[Extracted data entries]
[start]
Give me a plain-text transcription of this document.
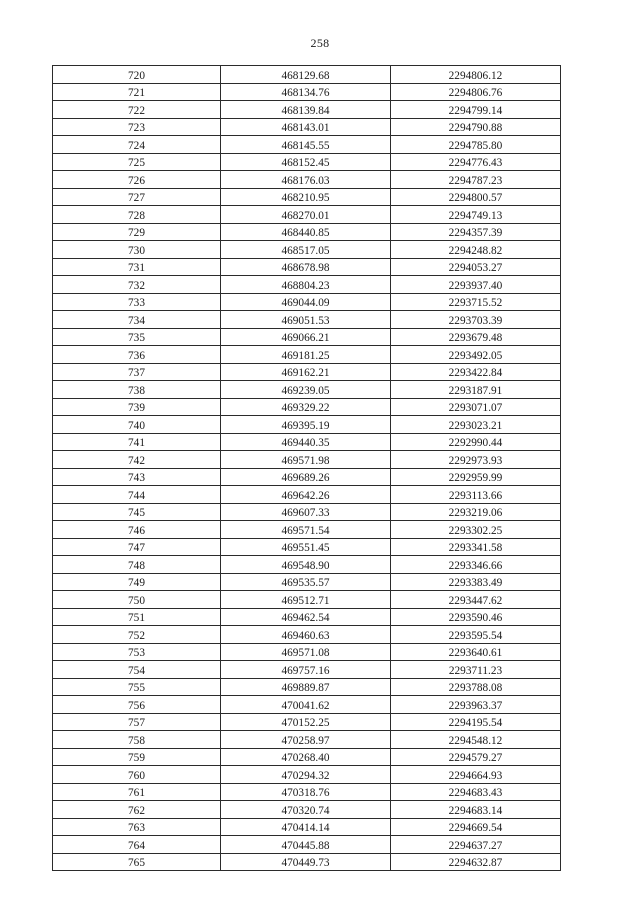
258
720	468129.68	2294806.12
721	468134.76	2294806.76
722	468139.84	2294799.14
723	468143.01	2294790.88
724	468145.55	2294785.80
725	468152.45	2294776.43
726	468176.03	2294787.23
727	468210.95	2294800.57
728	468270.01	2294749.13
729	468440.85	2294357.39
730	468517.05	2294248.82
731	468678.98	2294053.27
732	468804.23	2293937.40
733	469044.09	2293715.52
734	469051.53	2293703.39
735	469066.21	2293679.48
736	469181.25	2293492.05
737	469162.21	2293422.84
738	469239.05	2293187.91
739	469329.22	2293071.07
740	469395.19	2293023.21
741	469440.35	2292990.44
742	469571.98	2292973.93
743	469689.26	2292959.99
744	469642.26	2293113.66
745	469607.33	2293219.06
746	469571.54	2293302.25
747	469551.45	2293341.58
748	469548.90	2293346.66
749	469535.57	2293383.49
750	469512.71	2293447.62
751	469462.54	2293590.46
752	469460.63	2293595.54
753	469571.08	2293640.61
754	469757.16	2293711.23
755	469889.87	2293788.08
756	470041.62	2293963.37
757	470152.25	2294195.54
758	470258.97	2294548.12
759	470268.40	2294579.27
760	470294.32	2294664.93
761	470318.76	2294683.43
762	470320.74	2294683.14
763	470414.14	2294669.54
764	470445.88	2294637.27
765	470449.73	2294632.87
[end]
Transcribe the full listing above exactly, with the images removed.

▸ **RESPONSE**
Give me a plain-text transcription of this document.
258
720	468129.68	2294806.12
721	468134.76	2294806.76
722	468139.84	2294799.14
723	468143.01	2294790.88
724	468145.55	2294785.80
725	468152.45	2294776.43
726	468176.03	2294787.23
727	468210.95	2294800.57
728	468270.01	2294749.13
729	468440.85	2294357.39
730	468517.05	2294248.82
731	468678.98	2294053.27
732	468804.23	2293937.40
733	469044.09	2293715.52
734	469051.53	2293703.39
735	469066.21	2293679.48
736	469181.25	2293492.05
737	469162.21	2293422.84
738	469239.05	2293187.91
739	469329.22	2293071.07
740	469395.19	2293023.21
741	469440.35	2292990.44
742	469571.98	2292973.93
743	469689.26	2292959.99
744	469642.26	2293113.66
745	469607.33	2293219.06
746	469571.54	2293302.25
747	469551.45	2293341.58
748	469548.90	2293346.66
749	469535.57	2293383.49
750	469512.71	2293447.62
751	469462.54	2293590.46
752	469460.63	2293595.54
753	469571.08	2293640.61
754	469757.16	2293711.23
755	469889.87	2293788.08
756	470041.62	2293963.37
757	470152.25	2294195.54
758	470258.97	2294548.12
759	470268.40	2294579.27
760	470294.32	2294664.93
761	470318.76	2294683.43
762	470320.74	2294683.14
763	470414.14	2294669.54
764	470445.88	2294637.27
765	470449.73	2294632.87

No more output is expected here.